Reproduce all the entries precisely.
** begin DATA SECTION **
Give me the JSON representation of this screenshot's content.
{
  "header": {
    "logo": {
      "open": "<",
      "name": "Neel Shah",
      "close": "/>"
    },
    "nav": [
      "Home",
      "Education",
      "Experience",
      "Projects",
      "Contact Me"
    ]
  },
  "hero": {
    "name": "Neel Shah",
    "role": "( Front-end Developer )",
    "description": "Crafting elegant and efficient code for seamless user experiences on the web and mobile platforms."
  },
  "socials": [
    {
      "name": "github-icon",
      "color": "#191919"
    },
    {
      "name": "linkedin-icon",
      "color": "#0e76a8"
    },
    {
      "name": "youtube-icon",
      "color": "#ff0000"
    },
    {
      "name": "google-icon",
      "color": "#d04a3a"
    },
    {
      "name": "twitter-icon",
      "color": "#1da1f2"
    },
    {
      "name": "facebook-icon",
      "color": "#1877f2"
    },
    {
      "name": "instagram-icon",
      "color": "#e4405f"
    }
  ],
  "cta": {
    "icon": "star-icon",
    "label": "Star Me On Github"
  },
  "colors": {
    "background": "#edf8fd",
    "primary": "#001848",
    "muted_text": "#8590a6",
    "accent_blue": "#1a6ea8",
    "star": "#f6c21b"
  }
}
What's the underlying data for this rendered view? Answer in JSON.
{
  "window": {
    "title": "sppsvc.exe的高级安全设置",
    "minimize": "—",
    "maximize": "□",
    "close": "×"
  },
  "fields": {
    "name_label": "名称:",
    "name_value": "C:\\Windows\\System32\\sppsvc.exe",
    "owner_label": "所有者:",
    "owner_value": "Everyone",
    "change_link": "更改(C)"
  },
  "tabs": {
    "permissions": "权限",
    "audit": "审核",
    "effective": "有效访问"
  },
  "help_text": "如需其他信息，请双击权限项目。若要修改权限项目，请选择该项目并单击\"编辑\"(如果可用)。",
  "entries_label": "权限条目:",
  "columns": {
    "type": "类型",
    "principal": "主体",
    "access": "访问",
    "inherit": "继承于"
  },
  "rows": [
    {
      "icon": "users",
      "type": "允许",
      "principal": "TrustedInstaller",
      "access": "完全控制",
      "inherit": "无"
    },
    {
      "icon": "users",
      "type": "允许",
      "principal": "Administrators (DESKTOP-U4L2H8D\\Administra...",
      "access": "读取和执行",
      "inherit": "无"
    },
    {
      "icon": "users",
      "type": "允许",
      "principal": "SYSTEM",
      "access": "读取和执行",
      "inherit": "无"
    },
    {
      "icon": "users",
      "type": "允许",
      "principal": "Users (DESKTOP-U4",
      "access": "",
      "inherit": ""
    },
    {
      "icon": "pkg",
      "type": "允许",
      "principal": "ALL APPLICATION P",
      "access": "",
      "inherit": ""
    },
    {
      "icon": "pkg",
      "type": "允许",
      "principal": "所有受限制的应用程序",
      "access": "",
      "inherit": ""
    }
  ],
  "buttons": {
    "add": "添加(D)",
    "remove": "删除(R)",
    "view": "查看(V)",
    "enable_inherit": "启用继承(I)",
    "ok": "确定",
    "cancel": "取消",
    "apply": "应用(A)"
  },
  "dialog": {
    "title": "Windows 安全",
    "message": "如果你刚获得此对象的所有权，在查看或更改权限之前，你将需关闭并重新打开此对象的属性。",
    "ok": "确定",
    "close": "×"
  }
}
** end DATA SECTION **
> **SOLUTION TO THIS PROBLEM**:
Give me the JSON representation of this screenshot's content.
{
  "header": {
    "logo": {
      "open": "<",
      "name": "Neel Shah",
      "close": "/>"
    },
    "nav": [
      "Home",
      "Education",
      "Experience",
      "Projects",
      "Contact Me"
    ]
  },
  "hero": {
    "name": "Neel Shah",
    "role": "( Front-end Developer )",
    "description": "Crafting elegant and efficient code for seamless user experiences on the web and mobile platforms."
  },
  "socials": [
    {
      "name": "github-icon",
      "color": "#191919"
    },
    {
      "name": "linkedin-icon",
      "color": "#0e76a8"
    },
    {
      "name": "youtube-icon",
      "color": "#ff0000"
    },
    {
      "name": "google-icon",
      "color": "#d04a3a"
    },
    {
      "name": "twitter-icon",
      "color": "#1da1f2"
    },
    {
      "name": "facebook-icon",
      "color": "#1877f2"
    },
    {
      "name": "instagram-icon",
      "color": "#e4405f"
    }
  ],
  "cta": {
    "icon": "star-icon",
    "label": "Star Me On Github"
  },
  "colors": {
    "background": "#edf8fd",
    "primary": "#001848",
    "muted_text": "#8590a6",
    "accent_blue": "#1a6ea8",
    "star": "#f6c21b"
  }
}
What's the underlying data for this rendered view? Answer in JSON.
{
  "window": {
    "title": "sppsvc.exe的高级安全设置",
    "minimize": "—",
    "maximize": "□",
    "close": "×"
  },
  "fields": {
    "name_label": "名称:",
    "name_value": "C:\\Windows\\System32\\sppsvc.exe",
    "owner_label": "所有者:",
    "owner_value": "Everyone",
    "change_link": "更改(C)"
  },
  "tabs": {
    "permissions": "权限",
    "audit": "审核",
    "effective": "有效访问"
  },
  "help_text": "如需其他信息，请双击权限项目。若要修改权限项目，请选择该项目并单击\"编辑\"(如果可用)。",
  "entries_label": "权限条目:",
  "columns": {
    "type": "类型",
    "principal": "主体",
    "access": "访问",
    "inherit": "继承于"
  },
  "rows": [
    {
      "icon": "users",
      "type": "允许",
      "principal": "TrustedInstaller",
      "access": "完全控制",
      "inherit": "无"
    },
    {
      "icon": "users",
      "type": "允许",
      "principal": "Administrators (DESKTOP-U4L2H8D\\Administra...",
      "access": "读取和执行",
      "inherit": "无"
    },
    {
      "icon": "users",
      "type": "允许",
      "principal": "SYSTEM",
      "access": "读取和执行",
      "inherit": "无"
    },
    {
      "icon": "users",
      "type": "允许",
      "principal": "Users (DESKTOP-U4",
      "access": "",
      "inherit": ""
    },
    {
      "icon": "pkg",
      "type": "允许",
      "principal": "ALL APPLICATION P",
      "access": "",
      "inherit": ""
    },
    {
      "icon": "pkg",
      "type": "允许",
      "principal": "所有受限制的应用程序",
      "access": "",
      "inherit": ""
    }
  ],
  "buttons": {
    "add": "添加(D)",
    "remove": "删除(R)",
    "view": "查看(V)",
    "enable_inherit": "启用继承(I)",
    "ok": "确定",
    "cancel": "取消",
    "apply": "应用(A)"
  },
  "dialog": {
    "title": "Windows 安全",
    "message": "如果你刚获得此对象的所有权，在查看或更改权限之前，你将需关闭并重新打开此对象的属性。",
    "ok": "确定",
    "close": "×"
  }
}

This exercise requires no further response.